### Task statement
Check each line of the material. Copy those containing "JSON".

### Exercise material
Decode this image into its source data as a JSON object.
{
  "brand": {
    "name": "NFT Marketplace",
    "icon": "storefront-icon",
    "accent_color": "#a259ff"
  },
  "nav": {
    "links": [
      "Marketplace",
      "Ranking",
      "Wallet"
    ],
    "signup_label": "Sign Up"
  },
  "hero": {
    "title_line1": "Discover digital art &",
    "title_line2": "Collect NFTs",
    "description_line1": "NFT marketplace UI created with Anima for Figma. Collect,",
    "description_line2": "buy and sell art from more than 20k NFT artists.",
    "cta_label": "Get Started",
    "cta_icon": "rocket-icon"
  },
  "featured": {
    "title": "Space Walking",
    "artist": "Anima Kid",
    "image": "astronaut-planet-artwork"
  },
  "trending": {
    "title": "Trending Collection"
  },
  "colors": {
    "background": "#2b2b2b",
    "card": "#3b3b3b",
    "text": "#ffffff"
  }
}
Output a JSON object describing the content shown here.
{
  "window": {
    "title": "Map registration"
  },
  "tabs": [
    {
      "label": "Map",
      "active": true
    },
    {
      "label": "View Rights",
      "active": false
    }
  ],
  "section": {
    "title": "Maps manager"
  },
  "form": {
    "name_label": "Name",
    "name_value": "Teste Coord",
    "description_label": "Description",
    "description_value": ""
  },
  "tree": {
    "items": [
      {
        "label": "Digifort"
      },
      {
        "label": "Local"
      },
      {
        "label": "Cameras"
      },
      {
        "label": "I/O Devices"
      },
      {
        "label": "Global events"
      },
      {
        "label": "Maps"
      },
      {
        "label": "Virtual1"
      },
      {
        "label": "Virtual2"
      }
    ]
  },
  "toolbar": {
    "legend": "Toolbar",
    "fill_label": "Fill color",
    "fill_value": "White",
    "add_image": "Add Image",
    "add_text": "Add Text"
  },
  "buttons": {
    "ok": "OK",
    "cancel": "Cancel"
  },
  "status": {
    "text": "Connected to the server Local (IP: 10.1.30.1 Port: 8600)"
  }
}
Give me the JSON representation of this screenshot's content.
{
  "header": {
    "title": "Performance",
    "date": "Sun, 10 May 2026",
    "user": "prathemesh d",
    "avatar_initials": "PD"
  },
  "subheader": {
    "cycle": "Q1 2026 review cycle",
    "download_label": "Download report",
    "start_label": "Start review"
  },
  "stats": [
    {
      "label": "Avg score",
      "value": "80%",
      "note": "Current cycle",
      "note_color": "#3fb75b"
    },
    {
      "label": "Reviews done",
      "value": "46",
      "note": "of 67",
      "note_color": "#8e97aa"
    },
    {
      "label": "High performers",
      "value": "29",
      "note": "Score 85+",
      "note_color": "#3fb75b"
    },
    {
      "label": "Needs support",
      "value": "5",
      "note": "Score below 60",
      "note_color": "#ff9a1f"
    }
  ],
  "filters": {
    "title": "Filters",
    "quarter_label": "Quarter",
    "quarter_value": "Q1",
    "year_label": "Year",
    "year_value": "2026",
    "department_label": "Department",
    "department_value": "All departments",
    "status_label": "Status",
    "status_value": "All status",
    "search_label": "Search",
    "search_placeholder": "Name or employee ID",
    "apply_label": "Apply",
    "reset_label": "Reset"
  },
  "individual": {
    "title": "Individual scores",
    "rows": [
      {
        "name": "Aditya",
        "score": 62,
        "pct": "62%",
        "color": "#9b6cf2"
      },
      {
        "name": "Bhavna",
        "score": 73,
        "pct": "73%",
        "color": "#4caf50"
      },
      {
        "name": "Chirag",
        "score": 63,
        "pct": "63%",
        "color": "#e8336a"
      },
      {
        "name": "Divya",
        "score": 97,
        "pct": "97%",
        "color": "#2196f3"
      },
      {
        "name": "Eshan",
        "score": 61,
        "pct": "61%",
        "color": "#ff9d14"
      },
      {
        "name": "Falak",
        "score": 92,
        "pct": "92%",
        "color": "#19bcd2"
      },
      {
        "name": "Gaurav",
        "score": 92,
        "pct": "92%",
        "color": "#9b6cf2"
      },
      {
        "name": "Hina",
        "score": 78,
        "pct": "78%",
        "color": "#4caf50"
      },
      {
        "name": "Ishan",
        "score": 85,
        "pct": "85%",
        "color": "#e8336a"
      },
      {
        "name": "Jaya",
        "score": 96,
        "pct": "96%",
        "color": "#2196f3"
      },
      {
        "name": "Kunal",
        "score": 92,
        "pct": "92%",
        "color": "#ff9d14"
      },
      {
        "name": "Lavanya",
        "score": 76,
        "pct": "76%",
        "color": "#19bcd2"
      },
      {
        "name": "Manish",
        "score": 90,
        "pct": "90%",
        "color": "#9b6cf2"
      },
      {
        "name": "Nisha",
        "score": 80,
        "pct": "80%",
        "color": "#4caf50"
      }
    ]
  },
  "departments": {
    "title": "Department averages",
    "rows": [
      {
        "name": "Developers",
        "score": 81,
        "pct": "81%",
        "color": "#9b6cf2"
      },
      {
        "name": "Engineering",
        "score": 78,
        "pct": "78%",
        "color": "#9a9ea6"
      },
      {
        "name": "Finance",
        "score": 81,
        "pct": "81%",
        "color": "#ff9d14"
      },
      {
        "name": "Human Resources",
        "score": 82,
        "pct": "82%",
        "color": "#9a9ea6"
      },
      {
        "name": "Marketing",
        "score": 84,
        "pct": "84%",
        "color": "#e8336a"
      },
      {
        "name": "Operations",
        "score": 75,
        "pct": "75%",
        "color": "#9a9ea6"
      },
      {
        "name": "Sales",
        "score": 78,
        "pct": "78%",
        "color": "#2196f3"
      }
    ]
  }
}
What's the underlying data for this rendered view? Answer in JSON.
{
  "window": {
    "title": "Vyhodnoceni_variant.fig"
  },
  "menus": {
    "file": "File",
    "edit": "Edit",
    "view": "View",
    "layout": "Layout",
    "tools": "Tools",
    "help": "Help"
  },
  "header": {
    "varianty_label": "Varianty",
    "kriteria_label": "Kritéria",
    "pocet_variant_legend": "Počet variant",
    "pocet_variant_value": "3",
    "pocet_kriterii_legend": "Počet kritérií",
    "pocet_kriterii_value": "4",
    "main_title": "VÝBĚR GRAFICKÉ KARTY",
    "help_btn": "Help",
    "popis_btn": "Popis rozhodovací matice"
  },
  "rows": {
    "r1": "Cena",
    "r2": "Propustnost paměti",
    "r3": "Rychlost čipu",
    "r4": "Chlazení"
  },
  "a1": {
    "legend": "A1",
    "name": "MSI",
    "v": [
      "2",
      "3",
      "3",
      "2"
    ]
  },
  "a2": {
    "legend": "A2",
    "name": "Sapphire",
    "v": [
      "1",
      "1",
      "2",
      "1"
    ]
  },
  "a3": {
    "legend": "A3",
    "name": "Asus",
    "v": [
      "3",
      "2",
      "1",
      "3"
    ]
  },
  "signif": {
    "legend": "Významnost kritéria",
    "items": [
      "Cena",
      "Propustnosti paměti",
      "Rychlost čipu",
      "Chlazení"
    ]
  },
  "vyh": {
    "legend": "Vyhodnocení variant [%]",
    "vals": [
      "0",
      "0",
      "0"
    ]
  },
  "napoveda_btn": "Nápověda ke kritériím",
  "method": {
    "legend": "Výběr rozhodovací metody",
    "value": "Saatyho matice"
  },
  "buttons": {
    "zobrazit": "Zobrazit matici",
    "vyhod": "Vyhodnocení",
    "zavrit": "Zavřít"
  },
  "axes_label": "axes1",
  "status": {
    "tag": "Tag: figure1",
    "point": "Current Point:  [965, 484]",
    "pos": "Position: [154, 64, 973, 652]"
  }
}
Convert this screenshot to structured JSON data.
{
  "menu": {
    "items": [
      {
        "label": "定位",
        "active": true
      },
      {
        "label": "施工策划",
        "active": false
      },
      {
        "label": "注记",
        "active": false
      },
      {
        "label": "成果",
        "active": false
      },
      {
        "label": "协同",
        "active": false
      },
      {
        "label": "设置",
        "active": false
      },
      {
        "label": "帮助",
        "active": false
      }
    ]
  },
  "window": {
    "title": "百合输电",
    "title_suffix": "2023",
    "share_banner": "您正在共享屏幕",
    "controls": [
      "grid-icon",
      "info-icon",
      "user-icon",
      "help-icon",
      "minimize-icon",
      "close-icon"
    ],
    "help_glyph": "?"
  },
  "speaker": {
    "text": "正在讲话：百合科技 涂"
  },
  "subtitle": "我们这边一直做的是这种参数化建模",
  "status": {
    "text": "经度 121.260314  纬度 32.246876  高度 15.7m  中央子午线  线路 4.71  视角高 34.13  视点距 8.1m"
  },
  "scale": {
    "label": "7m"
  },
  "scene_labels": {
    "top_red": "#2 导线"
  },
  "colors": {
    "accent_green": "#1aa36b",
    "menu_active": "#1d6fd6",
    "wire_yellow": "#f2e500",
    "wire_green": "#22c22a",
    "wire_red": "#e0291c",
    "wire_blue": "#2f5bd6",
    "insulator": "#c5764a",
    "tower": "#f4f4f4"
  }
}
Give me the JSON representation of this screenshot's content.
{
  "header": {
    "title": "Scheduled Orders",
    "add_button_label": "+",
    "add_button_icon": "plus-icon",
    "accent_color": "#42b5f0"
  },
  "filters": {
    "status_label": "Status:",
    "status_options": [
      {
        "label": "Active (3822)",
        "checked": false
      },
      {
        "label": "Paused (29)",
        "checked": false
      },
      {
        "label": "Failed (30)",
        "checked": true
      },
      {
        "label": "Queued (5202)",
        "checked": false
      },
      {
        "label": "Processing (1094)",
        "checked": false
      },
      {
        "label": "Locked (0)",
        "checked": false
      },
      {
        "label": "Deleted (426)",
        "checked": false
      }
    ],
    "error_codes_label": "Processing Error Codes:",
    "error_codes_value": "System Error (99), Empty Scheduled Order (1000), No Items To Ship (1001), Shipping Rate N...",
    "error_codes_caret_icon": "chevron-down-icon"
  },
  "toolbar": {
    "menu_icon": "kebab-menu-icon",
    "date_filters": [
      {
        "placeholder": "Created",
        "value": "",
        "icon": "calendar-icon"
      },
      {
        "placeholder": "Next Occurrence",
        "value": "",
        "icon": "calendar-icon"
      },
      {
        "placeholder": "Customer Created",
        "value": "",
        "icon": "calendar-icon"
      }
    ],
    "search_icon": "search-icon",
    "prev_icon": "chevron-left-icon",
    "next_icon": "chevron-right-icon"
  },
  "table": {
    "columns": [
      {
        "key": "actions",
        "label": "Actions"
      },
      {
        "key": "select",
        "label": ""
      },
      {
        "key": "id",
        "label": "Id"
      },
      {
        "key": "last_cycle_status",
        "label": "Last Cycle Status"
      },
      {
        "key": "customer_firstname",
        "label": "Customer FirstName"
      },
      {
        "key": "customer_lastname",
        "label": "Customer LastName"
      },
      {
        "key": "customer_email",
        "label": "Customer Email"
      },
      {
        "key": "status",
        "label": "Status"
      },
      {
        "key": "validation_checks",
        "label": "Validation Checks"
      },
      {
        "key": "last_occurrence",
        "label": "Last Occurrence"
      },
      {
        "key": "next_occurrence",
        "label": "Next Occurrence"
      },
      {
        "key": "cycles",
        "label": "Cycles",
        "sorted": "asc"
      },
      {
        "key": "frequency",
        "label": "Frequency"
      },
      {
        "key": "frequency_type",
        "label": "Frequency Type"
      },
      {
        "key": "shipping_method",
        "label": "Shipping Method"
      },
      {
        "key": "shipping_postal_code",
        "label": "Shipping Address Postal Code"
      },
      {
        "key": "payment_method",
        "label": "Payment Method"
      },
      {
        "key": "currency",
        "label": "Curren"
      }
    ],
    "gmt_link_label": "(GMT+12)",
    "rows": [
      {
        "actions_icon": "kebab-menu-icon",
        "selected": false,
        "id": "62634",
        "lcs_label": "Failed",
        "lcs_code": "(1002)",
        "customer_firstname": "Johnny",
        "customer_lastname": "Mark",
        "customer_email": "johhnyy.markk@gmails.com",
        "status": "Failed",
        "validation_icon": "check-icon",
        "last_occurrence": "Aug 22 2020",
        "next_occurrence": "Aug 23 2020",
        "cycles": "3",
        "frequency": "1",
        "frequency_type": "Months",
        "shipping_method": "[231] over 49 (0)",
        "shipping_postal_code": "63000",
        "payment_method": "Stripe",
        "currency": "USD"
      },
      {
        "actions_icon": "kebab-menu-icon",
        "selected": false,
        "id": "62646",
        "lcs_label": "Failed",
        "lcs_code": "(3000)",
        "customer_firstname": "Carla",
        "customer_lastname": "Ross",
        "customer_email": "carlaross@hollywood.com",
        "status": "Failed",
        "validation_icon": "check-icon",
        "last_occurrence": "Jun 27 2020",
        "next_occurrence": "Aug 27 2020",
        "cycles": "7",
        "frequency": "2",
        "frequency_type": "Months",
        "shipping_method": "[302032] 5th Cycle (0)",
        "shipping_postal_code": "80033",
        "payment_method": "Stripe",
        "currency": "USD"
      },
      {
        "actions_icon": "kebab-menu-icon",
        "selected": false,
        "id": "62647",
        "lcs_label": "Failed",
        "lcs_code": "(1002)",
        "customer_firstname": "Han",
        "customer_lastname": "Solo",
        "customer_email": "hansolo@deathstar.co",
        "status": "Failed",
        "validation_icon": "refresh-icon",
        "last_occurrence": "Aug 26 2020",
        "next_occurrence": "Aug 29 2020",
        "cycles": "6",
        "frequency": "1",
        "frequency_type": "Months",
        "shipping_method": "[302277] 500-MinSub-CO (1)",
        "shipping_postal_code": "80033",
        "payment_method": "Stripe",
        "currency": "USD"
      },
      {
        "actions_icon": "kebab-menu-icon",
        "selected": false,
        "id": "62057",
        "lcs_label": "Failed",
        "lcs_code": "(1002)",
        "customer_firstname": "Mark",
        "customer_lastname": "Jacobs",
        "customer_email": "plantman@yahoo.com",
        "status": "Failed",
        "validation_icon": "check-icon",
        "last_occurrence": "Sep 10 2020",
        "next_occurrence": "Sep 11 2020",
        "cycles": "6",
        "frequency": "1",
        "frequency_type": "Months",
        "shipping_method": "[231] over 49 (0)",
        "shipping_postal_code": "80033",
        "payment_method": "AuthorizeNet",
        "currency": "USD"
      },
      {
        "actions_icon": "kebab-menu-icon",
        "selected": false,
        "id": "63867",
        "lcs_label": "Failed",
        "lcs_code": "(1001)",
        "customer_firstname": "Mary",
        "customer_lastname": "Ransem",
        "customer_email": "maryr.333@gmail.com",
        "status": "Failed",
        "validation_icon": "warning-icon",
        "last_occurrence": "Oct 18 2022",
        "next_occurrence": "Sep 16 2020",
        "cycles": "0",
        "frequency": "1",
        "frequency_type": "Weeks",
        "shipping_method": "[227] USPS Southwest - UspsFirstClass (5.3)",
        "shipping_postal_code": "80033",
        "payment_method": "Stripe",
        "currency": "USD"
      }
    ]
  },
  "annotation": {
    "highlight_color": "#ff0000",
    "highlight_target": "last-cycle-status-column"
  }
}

### Result for this exercise
Decode this image into its source data as a JSON object.
Output a JSON object describing the content shown here.
Give me the JSON representation of this screenshot's content.
What's the underlying data for this rendered view? Answer in JSON.
Convert this screenshot to structured JSON data.
Give me the JSON representation of this screenshot's content.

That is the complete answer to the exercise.